Collected data
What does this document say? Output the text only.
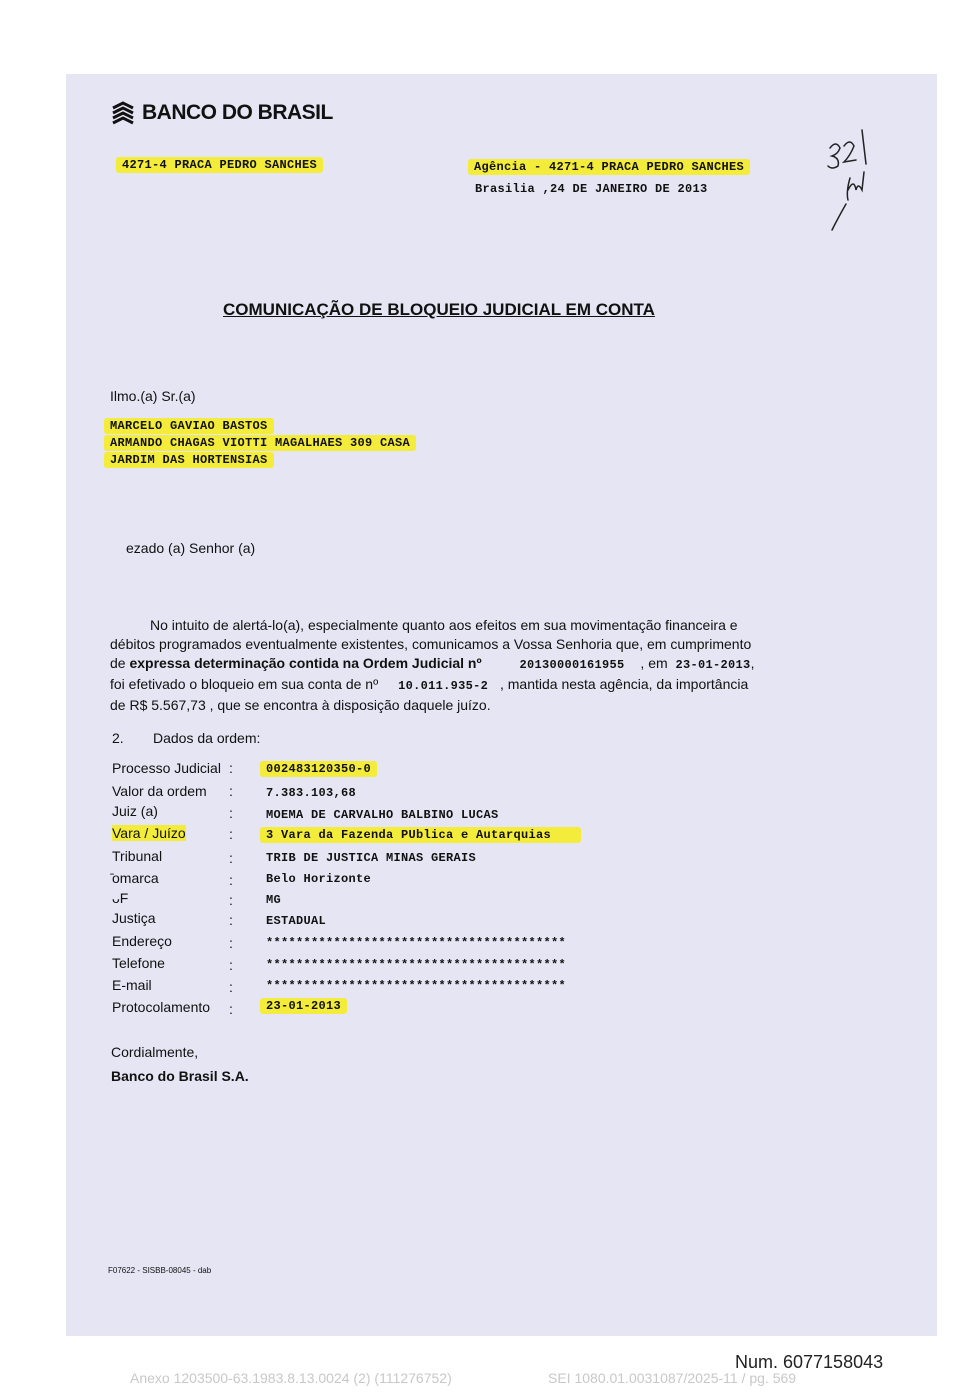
BANCO DO BRASIL
4271-4 PRACA PEDRO SANCHES	Agência - 4271-4 PRACA PEDRO SANCHES
Brasilia ,24 DE JANEIRO DE 2013
321
COMUNICAÇÃO DE BLOQUEIO JUDICIAL EM CONTA
Ilmo.(a) Sr.(a)
MARCELO GAVIAO BASTOS
ARMANDO CHAGAS VIOTTI MAGALHAES 309 CASA
JARDIM DAS HORTENSIAS
ezado (a) Senhor (a)

No intuito de alertá-lo(a), especialmente quanto aos efeitos em sua movimentação financeira e

débitos programados eventualmente existentes, comunicamos a Vossa Senhoria que, em cumprimento

de expressa determinação contida na Ordem Judicial nº	20130000161955 , em 23-01-2013,

foi efetivado o bloqueio em sua conta de nº 10.011.935-2 , mantida nesta agência, da importância

de R$ 5.567,73 , que se encontra à disposição daquele juízo.

2. Dados da ordem:
Processo Judicial :	002483120350-0
Valor da ordem :	7.383.103,68
Juiz (a)	:	MOEMA DE CARVALHO BALBINO LUCAS
Vara / Juízo	:	3 Vara da Fazenda PUblica e Autarquias
Tribunal	:	TRIB DE JUSTICA MINAS GERAIS
̄omarca	:	Belo Horizonte
ᴗF	:	MG
Justiça	:	ESTADUAL
Endereço	:	****************************************
Telefone	:	****************************************
E-mail	:	****************************************
Protocolamento :	23-01-2013
Cordialmente,
Banco do Brasil S.A.
F07622 - SISBB-08045 - dab
Num. 6077158043
Anexo 1203500-63.1983.8.13.0024 (2) (111276752)	SEI 1080.01.0031087/2025-11 / pg. 569
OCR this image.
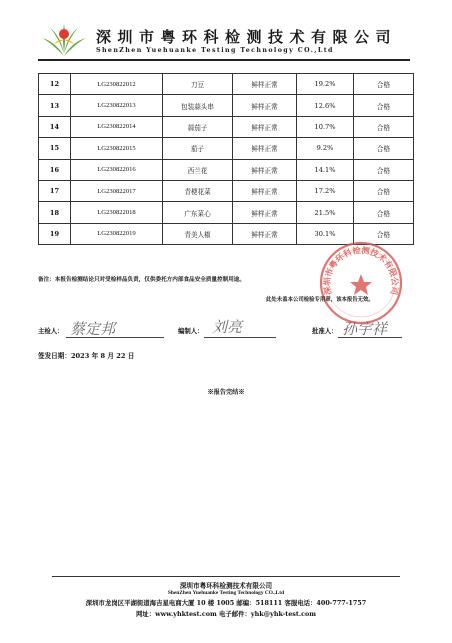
深圳市粤环科检测技术有限公司
ShenZhen Yuehuanke Testing Technology CO.,Ltd
12	LG230822012	刀豆	鲜样正常	19.2%	合格
13	LG230822013	包装蒜头串	鲜样正常	12.6%	合格
14	LG230822014	蒜茄子	鲜样正常	10.7%	合格
15	LG230822015	茄子	鲜样正常	9.2%	合格
16	LG230822016	西兰花	鲜样正常	14.1%	合格
17	LG230822017	青梗花菜	鲜样正常	17.2%	合格
18	LG230822018	广东菜心	鲜样正常	21.5%	合格
19	LG230822019	青美人椒	鲜样正常	30.1%	合格
备注：本报告检测结论只对受检样品负责，仅供委托方内部食品安全质量控制用途。
深圳市粤环科检测技术有限公司
此处未盖本公司检验专用章，该本报告无效。
主检人： 蔡定邦	编制人： 刘亮	批准人： 孙宇祥
签发日期：2023 年 8 月 22 日
※报告完结※
深圳市粤环科检测技术有限公司
ShenZhen Yuehuanke Testing Technology CO.,Ltd
深圳市龙岗区平湖街道海吉星电商大厦 10 楼 1005 邮编：518111 客服电话：400-777-1757
网址：www.yhktest.com 电子邮件：yhk@yhk-test.com
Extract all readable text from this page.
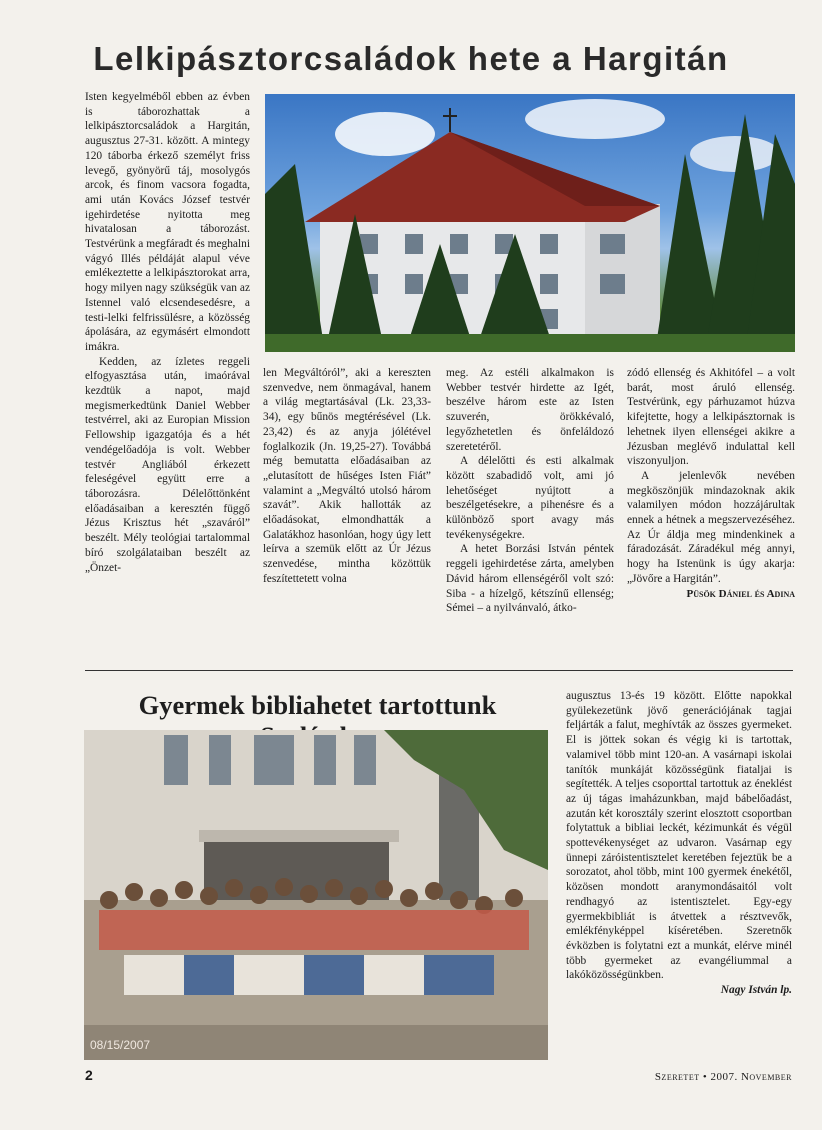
Lelkipásztorcsaládok hete a Hargitán

Isten kegyelméből ebben az évben is táborozhattak a lelkipásztorcsaládok a Hargitán, augusztus 27-31. között. A mintegy 120 táborba érkező személyt friss levegő, gyönyörű táj, mosolygós arcok, és finom vacsora fogadta, ami után Kovács József testvér igehirdetése nyitotta meg hivatalosan a táborozást. Testvérünk a megfáradt és meghalni vágyó Illés példáját alapul véve emlékeztette a lelkipásztorokat arra, hogy milyen nagy szükségük van az Istennel való elcsendesedésre, a testi-lelki felfrissülésre, a közösség ápolására, az egymásért elmondott imákra.

Kedden, az ízletes reggeli elfogyasztása után, imaórával kezdtük a napot, majd megismerkedtünk Daniel Webber testvérrel, aki az Europian Mission Fellowship igazgatója és a hét vendégelőadója is volt. Webber testvér Angliából érkezett feleségével együtt erre a táborozásra. Délelőttönként előadásaiban a keresztén függő Jézus Krisztus hét „szaváról” beszélt. Mély teológiai tartalommal bíró szolgálataiban beszélt az „Önzet-

len Megváltóról”, aki a kereszten szenvedve, nem önmagával, hanem a világ megtartásával (Lk. 23,33-34), egy bűnös megtérésével (Lk. 23,42) és az anyja jólétével foglalkozik (Jn. 19,25-27). Továbbá még bemutatta előadásaiban az „elutasított de hűséges Isten Fiát” valamint a „Megváltó utolsó három szavát”. Akik hallották az előadásokat, elmondhatták a Galatákhoz hasonlóan, hogy úgy lett leírva a szemük előtt az Úr Jézus szenvedése, mintha közöttük feszítettetett volna

meg. Az estéli alkalmakon is Webber testvér hirdette az Igét, beszélve három este az Isten szuverén, örökkévaló, legyőzhetetlen és önfeláldozó szeretetéről.

A délelőtti és esti alkalmak között szabadidő volt, ami jó lehetőséget nyújtott a beszélgetésekre, a pihenésre és a különböző sport avagy más tevékenységekre.

A hetet Borzási István péntek reggeli igehirdetése zárta, amelyben Dávid három ellenségéről volt szó: Siba - a hízelgő, kétszínű ellenség; Sémei – a nyilvánvaló, átko-

zódó ellenség és Akhitófel – a volt barát, most áruló ellenség. Testvérünk, egy párhuzamot húzva kifejtette, hogy a lelkipásztornak is lehetnek ilyen ellenségei akikre a Jézusban meglévő indulattal kell viszonyuljon.

A jelenlevők nevében megköszönjük mindazoknak akik valamilyen módon hozzájárultak ennek a hétnek a megszervezéséhez. Az Úr áldja meg mindenkinek a fáradozását. Záradékul még annyi, hogy ha Istenünk is úgy akarja: „Jövőre a Hargitán”.

Püsök Dániel és Adina
Gyermek bibliahetet tartottunk
08/15/2007

augusztus 13-és 19 között. Előtte napokkal gyülekezetünk jövő generációjának tagjai feljárták a falut, meghívták az összes gyermeket. El is jöttek sokan és végig ki is tartottak, valamivel több mint 120-an. A vasárnapi iskolai tanítók munkáját közösségünk fiataljai is segítették. A teljes csoporttal tartottuk az éneklést az új tágas imaházunkban, majd bábelőadást, azután két korosztály szerint elosztott csoportban folytattuk a bibliai leckét, kézimunkát és végül spottevékenységet az udvaron. Vasárnap egy ünnepi záróistentisztelet keretében fejeztük be a sorozatot, ahol több, mint 100 gyermek énekétől, közösen mondott aranymondásaitól volt rendhagyó az istentisztelet. Egy-egy gyermekbibliát is átvettek a résztvevők, emlékfényképpel kíséretében. Szeretnők évközben is folytatni ezt a munkát, elérve minél több gyermeket az evangéliummal a lakóközösségünkben.

Nagy István lp.
2	Szeretet • 2007. November
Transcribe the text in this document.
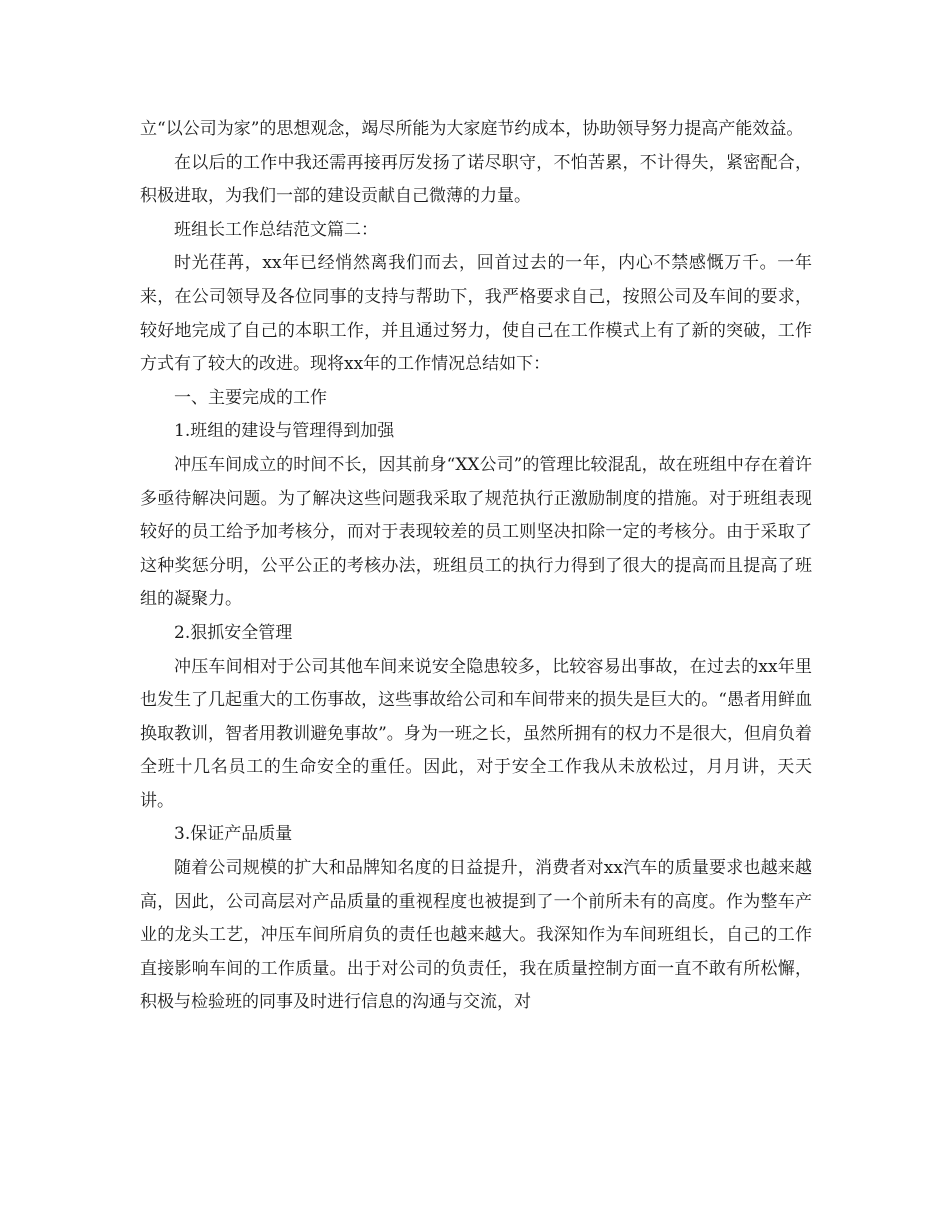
立“以公司为家”的思想观念，竭尽所能为大家庭节约成本，协助领导努力提高产能效益。

在以后的工作中我还需再接再厉发扬了诺尽职守，不怕苦累，不计得失，紧密配合，积极进取，为我们一部的建设贡献自己微薄的力量。

班组长工作总结范文篇二：

时光荏苒，xx年已经悄然离我们而去，回首过去的一年，内心不禁感慨万千。一年来，在公司领导及各位同事的支持与帮助下，我严格要求自己，按照公司及车间的要求，较好地完成了自己的本职工作，并且通过努力，使自己在工作模式上有了新的突破，工作方式有了较大的改进。现将xx年的工作情况总结如下：

一、主要完成的工作

1.班组的建设与管理得到加强

冲压车间成立的时间不长，因其前身“XX公司”的管理比较混乱，故在班组中存在着许多亟待解决问题。为了解决这些问题我采取了规范执行正激励制度的措施。对于班组表现较好的员工给予加考核分，而对于表现较差的员工则坚决扣除一定的考核分。由于采取了这种奖惩分明，公平公正的考核办法，班组员工的执行力得到了很大的提高而且提高了班组的凝聚力。

2.狠抓安全管理

冲压车间相对于公司其他车间来说安全隐患较多，比较容易出事故，在过去的xx年里也发生了几起重大的工伤事故，这些事故给公司和车间带来的损失是巨大的。“愚者用鲜血换取教训，智者用教训避免事故”。身为一班之长，虽然所拥有的权力不是很大，但肩负着全班十几名员工的生命安全的重任。因此，对于安全工作我从未放松过，月月讲，天天讲。

3.保证产品质量

随着公司规模的扩大和品牌知名度的日益提升，消费者对xx汽车的质量要求也越来越高，因此，公司高层对产品质量的重视程度也被提到了一个前所未有的高度。作为整车产业的龙头工艺，冲压车间所肩负的责任也越来越大。我深知作为车间班组长，自己的工作直接影响车间的工作质量。出于对公司的负责任，我在质量控制方面一直不敢有所松懈，积极与检验班的同事及时进行信息的沟通与交流，对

### To be done
Within the listing above, find every line containing the string "ellenség" and return it.

### Exercise response
A hetet Borzási István péntek reggeli igehirdetése zárta, amelyben Dávid három ellenségéről volt szó: Siba - a hízelgő, kétszínű ellenség; Sémei – a nyilvánvaló, átko-
zódó ellenség és Akhitófel – a volt barát, most áruló ellenség. Testvérünk, egy párhuzamot húzva kifejtette, hogy a lelkipásztornak is lehetnek ilyen ellenségei akikre a Jézusban meglévő indulattal kell viszonyuljon.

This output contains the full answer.